# Extracted information
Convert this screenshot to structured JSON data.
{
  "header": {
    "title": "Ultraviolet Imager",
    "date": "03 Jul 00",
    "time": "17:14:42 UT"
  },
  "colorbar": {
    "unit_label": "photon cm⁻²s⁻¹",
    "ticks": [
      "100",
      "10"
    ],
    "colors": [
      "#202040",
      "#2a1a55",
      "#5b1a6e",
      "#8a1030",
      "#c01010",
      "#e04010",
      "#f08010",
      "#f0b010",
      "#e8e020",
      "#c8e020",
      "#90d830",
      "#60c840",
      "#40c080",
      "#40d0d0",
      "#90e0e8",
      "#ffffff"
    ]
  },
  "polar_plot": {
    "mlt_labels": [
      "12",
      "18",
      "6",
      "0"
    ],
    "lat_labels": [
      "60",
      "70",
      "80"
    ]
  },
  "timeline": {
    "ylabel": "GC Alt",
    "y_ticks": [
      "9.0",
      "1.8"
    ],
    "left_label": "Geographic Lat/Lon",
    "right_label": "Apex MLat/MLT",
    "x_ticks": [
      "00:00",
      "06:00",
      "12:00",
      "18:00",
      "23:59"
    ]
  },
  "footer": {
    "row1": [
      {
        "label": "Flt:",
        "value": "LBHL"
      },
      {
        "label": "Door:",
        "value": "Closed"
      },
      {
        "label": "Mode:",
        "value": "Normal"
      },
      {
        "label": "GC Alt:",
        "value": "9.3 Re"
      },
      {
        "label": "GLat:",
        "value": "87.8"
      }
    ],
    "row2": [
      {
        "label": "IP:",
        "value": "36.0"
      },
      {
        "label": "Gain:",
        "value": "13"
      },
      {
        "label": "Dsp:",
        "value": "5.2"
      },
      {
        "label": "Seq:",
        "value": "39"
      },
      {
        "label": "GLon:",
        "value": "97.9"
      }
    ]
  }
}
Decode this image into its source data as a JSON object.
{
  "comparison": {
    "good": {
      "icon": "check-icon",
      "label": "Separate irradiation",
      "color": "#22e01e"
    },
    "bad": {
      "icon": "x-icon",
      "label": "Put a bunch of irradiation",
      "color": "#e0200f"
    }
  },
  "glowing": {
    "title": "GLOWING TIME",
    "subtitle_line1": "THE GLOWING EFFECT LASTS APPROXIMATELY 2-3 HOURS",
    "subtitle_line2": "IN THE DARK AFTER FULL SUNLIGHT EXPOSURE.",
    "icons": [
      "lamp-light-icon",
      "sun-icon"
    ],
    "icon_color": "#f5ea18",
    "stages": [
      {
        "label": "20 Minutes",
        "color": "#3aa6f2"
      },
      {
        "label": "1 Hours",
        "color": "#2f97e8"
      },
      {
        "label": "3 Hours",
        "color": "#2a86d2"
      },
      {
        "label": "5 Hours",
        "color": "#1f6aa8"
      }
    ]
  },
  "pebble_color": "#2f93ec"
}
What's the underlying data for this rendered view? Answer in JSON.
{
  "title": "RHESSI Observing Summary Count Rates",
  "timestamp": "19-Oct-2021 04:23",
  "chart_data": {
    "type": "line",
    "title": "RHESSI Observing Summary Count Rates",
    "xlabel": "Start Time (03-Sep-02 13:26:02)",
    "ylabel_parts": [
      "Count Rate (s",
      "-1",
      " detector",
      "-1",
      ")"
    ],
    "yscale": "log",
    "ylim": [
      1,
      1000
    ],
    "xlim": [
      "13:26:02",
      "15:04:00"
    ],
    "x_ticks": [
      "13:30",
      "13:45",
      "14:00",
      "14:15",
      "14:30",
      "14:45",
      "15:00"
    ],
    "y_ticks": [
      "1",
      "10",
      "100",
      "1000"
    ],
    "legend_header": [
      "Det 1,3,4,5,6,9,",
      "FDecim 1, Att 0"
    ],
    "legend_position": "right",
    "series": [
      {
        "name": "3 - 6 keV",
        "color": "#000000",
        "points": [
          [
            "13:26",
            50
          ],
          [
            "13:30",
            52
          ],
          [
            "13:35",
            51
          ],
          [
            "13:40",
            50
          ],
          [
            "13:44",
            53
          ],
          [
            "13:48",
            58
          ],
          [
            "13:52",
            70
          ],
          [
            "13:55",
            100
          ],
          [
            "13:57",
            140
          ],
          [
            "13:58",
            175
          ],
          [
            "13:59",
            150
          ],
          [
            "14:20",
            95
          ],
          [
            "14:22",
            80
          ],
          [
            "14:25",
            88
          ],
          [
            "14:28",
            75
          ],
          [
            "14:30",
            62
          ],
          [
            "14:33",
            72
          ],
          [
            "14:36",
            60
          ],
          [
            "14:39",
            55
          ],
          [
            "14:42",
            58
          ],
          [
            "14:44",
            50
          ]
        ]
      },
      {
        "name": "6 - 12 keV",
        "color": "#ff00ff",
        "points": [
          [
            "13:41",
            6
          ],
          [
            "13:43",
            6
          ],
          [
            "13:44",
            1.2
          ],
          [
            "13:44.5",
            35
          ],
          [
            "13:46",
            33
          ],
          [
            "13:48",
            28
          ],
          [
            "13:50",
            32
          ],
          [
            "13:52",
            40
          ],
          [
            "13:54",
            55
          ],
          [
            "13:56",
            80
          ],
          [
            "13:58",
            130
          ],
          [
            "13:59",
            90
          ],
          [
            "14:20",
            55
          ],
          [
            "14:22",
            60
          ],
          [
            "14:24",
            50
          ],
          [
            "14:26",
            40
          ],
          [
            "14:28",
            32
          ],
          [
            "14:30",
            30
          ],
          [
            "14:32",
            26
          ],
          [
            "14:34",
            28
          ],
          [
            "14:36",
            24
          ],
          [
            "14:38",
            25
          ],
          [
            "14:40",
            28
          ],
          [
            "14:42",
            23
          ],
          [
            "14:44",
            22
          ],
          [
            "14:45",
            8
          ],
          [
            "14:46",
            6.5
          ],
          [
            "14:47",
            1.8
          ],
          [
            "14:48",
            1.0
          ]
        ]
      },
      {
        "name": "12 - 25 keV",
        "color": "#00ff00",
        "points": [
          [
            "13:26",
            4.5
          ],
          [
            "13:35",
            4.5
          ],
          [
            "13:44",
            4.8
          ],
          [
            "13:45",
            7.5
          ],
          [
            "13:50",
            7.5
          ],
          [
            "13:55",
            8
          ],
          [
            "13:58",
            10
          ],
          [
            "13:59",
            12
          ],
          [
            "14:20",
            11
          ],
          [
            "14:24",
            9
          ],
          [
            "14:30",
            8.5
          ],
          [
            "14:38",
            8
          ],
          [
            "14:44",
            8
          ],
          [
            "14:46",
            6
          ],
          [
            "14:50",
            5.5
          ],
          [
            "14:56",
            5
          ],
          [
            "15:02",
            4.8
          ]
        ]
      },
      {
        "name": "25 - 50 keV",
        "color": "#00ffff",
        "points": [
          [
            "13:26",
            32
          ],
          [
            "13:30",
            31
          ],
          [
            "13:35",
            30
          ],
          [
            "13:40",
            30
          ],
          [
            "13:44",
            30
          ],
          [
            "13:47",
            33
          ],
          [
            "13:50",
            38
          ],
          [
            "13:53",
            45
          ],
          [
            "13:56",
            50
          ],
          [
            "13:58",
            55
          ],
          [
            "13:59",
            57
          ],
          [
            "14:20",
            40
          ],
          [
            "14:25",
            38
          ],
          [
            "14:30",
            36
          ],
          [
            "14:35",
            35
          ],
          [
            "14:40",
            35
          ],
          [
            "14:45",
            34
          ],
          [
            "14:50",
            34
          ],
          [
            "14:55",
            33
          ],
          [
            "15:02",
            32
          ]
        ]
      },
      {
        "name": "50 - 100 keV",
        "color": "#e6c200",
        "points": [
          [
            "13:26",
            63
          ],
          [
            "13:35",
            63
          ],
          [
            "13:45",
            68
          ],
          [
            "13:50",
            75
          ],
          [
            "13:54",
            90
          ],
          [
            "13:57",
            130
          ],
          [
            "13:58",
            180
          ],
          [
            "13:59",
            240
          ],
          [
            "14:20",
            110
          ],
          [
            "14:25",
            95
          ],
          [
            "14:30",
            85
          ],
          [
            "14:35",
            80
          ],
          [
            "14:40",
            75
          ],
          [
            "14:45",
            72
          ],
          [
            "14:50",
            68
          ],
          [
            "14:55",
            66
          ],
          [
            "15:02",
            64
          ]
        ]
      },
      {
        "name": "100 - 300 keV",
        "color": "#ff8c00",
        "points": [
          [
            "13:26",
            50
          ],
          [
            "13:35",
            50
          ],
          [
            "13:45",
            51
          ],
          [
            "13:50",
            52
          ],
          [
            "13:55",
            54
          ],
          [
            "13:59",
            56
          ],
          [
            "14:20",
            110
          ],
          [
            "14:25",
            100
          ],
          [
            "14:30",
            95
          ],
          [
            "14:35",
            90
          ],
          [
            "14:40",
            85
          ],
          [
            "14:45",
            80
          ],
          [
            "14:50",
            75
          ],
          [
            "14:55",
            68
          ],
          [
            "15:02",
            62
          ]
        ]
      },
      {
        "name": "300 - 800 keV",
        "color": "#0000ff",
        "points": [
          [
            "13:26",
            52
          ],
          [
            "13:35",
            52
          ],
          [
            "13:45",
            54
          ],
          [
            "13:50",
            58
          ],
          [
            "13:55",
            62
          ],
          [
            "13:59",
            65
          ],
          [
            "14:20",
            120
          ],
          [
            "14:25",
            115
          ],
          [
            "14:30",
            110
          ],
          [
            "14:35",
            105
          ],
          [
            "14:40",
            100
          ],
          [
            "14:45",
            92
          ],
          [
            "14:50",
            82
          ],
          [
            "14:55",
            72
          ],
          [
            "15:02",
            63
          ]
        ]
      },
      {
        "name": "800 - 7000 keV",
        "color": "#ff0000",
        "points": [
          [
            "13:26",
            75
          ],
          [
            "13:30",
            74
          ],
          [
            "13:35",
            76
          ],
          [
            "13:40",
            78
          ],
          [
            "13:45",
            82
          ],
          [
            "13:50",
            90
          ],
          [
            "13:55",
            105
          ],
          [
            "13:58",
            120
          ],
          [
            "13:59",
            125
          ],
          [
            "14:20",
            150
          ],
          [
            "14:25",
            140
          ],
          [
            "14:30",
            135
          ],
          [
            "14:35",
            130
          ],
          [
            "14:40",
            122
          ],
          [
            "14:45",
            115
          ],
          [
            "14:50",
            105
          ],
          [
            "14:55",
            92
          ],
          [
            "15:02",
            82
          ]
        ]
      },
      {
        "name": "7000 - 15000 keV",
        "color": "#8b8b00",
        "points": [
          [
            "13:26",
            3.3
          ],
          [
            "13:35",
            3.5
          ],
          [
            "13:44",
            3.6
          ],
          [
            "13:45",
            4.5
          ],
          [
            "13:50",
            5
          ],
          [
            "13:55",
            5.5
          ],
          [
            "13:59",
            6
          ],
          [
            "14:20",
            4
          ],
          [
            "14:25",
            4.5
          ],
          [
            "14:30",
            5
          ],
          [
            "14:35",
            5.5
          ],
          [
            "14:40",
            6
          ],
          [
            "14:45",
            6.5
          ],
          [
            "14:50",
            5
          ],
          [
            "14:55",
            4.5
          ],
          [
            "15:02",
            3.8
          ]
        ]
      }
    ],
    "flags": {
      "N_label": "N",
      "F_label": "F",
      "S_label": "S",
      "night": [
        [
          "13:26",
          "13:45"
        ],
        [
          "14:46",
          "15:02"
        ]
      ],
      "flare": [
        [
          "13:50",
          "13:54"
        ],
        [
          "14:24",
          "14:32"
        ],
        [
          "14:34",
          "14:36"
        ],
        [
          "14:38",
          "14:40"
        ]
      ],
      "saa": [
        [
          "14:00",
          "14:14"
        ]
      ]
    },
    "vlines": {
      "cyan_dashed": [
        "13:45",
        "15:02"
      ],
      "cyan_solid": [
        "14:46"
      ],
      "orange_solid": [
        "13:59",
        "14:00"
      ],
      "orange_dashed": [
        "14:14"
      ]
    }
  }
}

# Description of the task
Copy every line of the listing that includes the string "value".

# Reply
        "value": "LBHL"
        "value": "Closed"
        "value": "Normal"
        "value": "9.3 Re"
        "value": "87.8"
        "value": "36.0"
        "value": "13"
        "value": "5.2"
        "value": "39"
        "value": "97.9"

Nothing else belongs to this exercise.